Problem details >>
Present the data once more in exactly its original form.
[start of Information provided]
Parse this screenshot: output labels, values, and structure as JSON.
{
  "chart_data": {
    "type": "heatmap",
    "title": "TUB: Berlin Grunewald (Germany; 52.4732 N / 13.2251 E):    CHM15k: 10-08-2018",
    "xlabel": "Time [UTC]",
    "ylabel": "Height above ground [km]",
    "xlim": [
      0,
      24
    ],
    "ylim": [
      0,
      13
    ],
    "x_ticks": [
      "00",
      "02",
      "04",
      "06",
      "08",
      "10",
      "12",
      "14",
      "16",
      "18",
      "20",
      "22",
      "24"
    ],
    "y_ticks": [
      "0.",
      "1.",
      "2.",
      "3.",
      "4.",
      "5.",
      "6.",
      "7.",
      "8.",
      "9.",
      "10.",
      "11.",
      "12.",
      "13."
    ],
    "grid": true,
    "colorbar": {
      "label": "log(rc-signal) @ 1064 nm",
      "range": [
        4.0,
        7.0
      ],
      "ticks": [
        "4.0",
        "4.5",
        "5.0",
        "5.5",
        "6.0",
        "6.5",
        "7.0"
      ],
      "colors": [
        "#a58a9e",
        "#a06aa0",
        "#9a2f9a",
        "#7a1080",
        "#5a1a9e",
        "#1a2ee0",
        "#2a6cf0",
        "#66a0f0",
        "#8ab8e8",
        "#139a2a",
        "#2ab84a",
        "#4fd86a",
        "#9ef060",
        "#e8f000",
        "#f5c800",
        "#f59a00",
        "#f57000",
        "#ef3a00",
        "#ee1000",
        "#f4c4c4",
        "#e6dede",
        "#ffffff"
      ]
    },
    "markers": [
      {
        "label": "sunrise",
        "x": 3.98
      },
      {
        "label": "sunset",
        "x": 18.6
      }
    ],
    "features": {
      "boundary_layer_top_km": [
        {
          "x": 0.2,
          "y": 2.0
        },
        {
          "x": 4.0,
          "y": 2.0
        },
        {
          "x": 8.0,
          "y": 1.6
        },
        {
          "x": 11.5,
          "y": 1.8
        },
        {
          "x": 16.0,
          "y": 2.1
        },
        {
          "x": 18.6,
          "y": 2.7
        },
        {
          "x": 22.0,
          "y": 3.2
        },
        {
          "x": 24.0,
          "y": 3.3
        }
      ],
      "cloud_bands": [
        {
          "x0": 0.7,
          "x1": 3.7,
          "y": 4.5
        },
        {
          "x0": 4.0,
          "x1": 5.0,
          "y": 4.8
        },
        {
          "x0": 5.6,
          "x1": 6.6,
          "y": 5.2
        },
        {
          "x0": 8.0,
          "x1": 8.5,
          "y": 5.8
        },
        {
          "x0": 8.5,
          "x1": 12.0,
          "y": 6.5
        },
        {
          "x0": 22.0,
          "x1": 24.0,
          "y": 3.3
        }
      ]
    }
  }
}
[end of Information provided]
Response >>
Parse this screenshot: output labels, values, and structure as JSON.
{
  "chart_data": {
    "type": "heatmap",
    "title": "TUB: Berlin Grunewald (Germany; 52.4732 N / 13.2251 E):    CHM15k: 10-08-2018",
    "xlabel": "Time [UTC]",
    "ylabel": "Height above ground [km]",
    "xlim": [
      0,
      24
    ],
    "ylim": [
      0,
      13
    ],
    "x_ticks": [
      "00",
      "02",
      "04",
      "06",
      "08",
      "10",
      "12",
      "14",
      "16",
      "18",
      "20",
      "22",
      "24"
    ],
    "y_ticks": [
      "0.",
      "1.",
      "2.",
      "3.",
      "4.",
      "5.",
      "6.",
      "7.",
      "8.",
      "9.",
      "10.",
      "11.",
      "12.",
      "13."
    ],
    "grid": true,
    "colorbar": {
      "label": "log(rc-signal) @ 1064 nm",
      "range": [
        4.0,
        7.0
      ],
      "ticks": [
        "4.0",
        "4.5",
        "5.0",
        "5.5",
        "6.0",
        "6.5",
        "7.0"
      ],
      "colors": [
        "#a58a9e",
        "#a06aa0",
        "#9a2f9a",
        "#7a1080",
        "#5a1a9e",
        "#1a2ee0",
        "#2a6cf0",
        "#66a0f0",
        "#8ab8e8",
        "#139a2a",
        "#2ab84a",
        "#4fd86a",
        "#9ef060",
        "#e8f000",
        "#f5c800",
        "#f59a00",
        "#f57000",
        "#ef3a00",
        "#ee1000",
        "#f4c4c4",
        "#e6dede",
        "#ffffff"
      ]
    },
    "markers": [
      {
        "label": "sunrise",
        "x": 3.98
      },
      {
        "label": "sunset",
        "x": 18.6
      }
    ],
    "features": {
      "boundary_layer_top_km": [
        {
          "x": 0.2,
          "y": 2.0
        },
        {
          "x": 4.0,
          "y": 2.0
        },
        {
          "x": 8.0,
          "y": 1.6
        },
        {
          "x": 11.5,
          "y": 1.8
        },
        {
          "x": 16.0,
          "y": 2.1
        },
        {
          "x": 18.6,
          "y": 2.7
        },
        {
          "x": 22.0,
          "y": 3.2
        },
        {
          "x": 24.0,
          "y": 3.3
        }
      ],
      "cloud_bands": [
        {
          "x0": 0.7,
          "x1": 3.7,
          "y": 4.5
        },
        {
          "x0": 4.0,
          "x1": 5.0,
          "y": 4.8
        },
        {
          "x0": 5.6,
          "x1": 6.6,
          "y": 5.2
        },
        {
          "x0": 8.0,
          "x1": 8.5,
          "y": 5.8
        },
        {
          "x0": 8.5,
          "x1": 12.0,
          "y": 6.5
        },
        {
          "x0": 22.0,
          "x1": 24.0,
          "y": 3.3
        }
      ]
    }
  }
}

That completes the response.